## TASK PROMPT
Comb through the entries for "Priority" and pull out each line that holds it.

## THE INPUT
----

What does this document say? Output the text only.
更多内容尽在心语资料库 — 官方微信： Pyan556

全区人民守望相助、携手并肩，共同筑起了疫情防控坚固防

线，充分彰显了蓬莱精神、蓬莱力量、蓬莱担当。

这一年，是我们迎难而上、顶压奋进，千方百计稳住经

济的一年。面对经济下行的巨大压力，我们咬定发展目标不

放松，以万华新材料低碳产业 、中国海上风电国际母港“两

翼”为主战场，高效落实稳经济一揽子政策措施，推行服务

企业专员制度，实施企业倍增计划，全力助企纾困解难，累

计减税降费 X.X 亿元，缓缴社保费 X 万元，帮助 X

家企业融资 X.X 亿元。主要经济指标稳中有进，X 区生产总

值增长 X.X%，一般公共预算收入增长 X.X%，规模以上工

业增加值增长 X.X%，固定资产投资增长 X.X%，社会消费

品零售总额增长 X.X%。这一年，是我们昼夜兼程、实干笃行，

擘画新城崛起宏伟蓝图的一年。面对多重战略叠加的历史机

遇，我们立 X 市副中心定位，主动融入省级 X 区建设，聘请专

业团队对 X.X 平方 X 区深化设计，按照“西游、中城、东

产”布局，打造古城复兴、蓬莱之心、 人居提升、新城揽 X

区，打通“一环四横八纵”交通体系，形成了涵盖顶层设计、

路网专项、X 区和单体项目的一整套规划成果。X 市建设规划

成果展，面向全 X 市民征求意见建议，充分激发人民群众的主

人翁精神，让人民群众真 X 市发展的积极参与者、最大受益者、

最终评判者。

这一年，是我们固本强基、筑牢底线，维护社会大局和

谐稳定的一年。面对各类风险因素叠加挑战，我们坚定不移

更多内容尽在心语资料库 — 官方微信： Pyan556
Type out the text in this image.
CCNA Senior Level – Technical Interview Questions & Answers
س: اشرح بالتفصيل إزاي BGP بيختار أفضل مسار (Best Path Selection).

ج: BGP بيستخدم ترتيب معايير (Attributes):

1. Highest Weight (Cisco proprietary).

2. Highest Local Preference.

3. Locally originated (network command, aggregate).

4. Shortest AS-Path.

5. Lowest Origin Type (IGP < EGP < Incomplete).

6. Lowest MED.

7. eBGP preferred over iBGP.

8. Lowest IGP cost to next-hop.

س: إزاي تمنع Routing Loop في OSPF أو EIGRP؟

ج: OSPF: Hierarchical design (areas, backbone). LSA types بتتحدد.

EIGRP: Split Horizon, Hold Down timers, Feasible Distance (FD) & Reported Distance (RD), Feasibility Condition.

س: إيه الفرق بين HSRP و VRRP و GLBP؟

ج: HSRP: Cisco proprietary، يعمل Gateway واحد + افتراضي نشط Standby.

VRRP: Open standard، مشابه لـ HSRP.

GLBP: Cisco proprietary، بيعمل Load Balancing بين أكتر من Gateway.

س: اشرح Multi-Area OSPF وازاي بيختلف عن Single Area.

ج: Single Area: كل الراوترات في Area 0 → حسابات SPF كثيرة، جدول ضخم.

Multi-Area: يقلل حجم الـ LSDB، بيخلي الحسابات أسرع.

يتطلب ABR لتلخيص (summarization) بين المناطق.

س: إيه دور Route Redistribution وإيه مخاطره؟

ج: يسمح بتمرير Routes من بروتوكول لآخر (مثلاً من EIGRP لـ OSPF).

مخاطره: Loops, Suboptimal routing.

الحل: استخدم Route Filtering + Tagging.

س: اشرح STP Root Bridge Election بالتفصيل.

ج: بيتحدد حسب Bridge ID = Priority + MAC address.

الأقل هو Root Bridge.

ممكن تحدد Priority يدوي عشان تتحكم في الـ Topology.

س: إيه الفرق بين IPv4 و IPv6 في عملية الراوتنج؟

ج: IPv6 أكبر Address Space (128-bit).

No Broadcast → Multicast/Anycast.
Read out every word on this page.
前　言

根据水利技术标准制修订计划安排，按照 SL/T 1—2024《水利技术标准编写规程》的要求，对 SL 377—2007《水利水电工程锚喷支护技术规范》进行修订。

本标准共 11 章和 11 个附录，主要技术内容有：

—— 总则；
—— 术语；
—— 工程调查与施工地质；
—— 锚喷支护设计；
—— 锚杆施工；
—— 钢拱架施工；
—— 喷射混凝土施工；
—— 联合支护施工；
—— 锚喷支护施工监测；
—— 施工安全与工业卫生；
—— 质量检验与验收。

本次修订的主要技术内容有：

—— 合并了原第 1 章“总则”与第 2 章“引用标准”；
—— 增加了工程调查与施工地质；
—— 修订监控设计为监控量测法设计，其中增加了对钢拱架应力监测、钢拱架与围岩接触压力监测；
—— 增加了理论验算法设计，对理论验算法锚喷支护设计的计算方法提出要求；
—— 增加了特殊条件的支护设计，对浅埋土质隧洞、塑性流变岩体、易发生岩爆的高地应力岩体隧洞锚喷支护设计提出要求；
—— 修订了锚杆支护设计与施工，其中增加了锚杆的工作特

----

## COMPLETE OUTPUT
ج: بيتحدد حسب Bridge ID = Priority + MAC address.
ممكن تحدد Priority يدوي عشان تتحكم في الـ Topology.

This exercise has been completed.